+++ Records to process +++
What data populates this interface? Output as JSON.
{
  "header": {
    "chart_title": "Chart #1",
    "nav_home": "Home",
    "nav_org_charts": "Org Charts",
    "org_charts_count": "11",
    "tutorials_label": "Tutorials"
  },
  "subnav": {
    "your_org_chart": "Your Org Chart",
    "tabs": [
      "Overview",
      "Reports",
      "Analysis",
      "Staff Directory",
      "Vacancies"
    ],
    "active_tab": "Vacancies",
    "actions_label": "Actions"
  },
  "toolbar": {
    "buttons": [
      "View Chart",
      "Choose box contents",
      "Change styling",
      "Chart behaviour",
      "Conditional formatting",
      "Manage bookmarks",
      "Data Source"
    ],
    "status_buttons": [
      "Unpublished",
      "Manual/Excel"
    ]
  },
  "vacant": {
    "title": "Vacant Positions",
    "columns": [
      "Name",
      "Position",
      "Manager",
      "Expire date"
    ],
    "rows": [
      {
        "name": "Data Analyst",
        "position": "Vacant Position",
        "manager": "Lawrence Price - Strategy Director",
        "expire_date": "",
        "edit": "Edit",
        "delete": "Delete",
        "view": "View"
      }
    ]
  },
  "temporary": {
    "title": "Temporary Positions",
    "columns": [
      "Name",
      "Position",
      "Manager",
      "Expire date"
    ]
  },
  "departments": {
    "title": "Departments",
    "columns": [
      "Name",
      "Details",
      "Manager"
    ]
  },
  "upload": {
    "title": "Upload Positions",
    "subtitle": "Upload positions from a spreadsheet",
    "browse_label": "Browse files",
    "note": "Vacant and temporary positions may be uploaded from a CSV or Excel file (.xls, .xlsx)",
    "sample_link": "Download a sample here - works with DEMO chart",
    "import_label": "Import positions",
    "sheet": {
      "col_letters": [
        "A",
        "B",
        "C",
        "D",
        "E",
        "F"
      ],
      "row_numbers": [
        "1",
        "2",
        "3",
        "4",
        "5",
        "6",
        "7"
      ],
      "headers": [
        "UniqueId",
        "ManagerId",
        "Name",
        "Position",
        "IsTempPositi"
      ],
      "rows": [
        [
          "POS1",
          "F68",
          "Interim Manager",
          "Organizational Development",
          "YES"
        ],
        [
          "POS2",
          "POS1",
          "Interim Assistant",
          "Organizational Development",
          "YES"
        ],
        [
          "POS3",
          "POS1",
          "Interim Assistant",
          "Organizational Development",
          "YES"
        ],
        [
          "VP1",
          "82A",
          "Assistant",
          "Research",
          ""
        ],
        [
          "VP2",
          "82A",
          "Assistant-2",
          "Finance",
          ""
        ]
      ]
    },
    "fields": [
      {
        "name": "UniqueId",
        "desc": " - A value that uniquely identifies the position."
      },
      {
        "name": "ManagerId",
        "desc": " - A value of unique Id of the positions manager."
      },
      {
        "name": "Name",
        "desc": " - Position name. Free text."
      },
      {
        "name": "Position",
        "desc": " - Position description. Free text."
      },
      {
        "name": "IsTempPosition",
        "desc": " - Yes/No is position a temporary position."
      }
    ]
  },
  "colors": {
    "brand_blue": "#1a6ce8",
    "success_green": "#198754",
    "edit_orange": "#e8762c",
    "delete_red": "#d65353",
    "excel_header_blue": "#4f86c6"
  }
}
+++
Please return the data above exactly as given.

Result ->
What data populates this interface? Output as JSON.
{
  "header": {
    "chart_title": "Chart #1",
    "nav_home": "Home",
    "nav_org_charts": "Org Charts",
    "org_charts_count": "11",
    "tutorials_label": "Tutorials"
  },
  "subnav": {
    "your_org_chart": "Your Org Chart",
    "tabs": [
      "Overview",
      "Reports",
      "Analysis",
      "Staff Directory",
      "Vacancies"
    ],
    "active_tab": "Vacancies",
    "actions_label": "Actions"
  },
  "toolbar": {
    "buttons": [
      "View Chart",
      "Choose box contents",
      "Change styling",
      "Chart behaviour",
      "Conditional formatting",
      "Manage bookmarks",
      "Data Source"
    ],
    "status_buttons": [
      "Unpublished",
      "Manual/Excel"
    ]
  },
  "vacant": {
    "title": "Vacant Positions",
    "columns": [
      "Name",
      "Position",
      "Manager",
      "Expire date"
    ],
    "rows": [
      {
        "name": "Data Analyst",
        "position": "Vacant Position",
        "manager": "Lawrence Price - Strategy Director",
        "expire_date": "",
        "edit": "Edit",
        "delete": "Delete",
        "view": "View"
      }
    ]
  },
  "temporary": {
    "title": "Temporary Positions",
    "columns": [
      "Name",
      "Position",
      "Manager",
      "Expire date"
    ]
  },
  "departments": {
    "title": "Departments",
    "columns": [
      "Name",
      "Details",
      "Manager"
    ]
  },
  "upload": {
    "title": "Upload Positions",
    "subtitle": "Upload positions from a spreadsheet",
    "browse_label": "Browse files",
    "note": "Vacant and temporary positions may be uploaded from a CSV or Excel file (.xls, .xlsx)",
    "sample_link": "Download a sample here - works with DEMO chart",
    "import_label": "Import positions",
    "sheet": {
      "col_letters": [
        "A",
        "B",
        "C",
        "D",
        "E",
        "F"
      ],
      "row_numbers": [
        "1",
        "2",
        "3",
        "4",
        "5",
        "6",
        "7"
      ],
      "headers": [
        "UniqueId",
        "ManagerId",
        "Name",
        "Position",
        "IsTempPositi"
      ],
      "rows": [
        [
          "POS1",
          "F68",
          "Interim Manager",
          "Organizational Development",
          "YES"
        ],
        [
          "POS2",
          "POS1",
          "Interim Assistant",
          "Organizational Development",
          "YES"
        ],
        [
          "POS3",
          "POS1",
          "Interim Assistant",
          "Organizational Development",
          "YES"
        ],
        [
          "VP1",
          "82A",
          "Assistant",
          "Research",
          ""
        ],
        [
          "VP2",
          "82A",
          "Assistant-2",
          "Finance",
          ""
        ]
      ]
    },
    "fields": [
      {
        "name": "UniqueId",
        "desc": " - A value that uniquely identifies the position."
      },
      {
        "name": "ManagerId",
        "desc": " - A value of unique Id of the positions manager."
      },
      {
        "name": "Name",
        "desc": " - Position name. Free text."
      },
      {
        "name": "Position",
        "desc": " - Position description. Free text."
      },
      {
        "name": "IsTempPosition",
        "desc": " - Yes/No is position a temporary position."
      }
    ]
  },
  "colors": {
    "brand_blue": "#1a6ce8",
    "success_green": "#198754",
    "edit_orange": "#e8762c",
    "delete_red": "#d65353",
    "excel_header_blue": "#4f86c6"
  }
}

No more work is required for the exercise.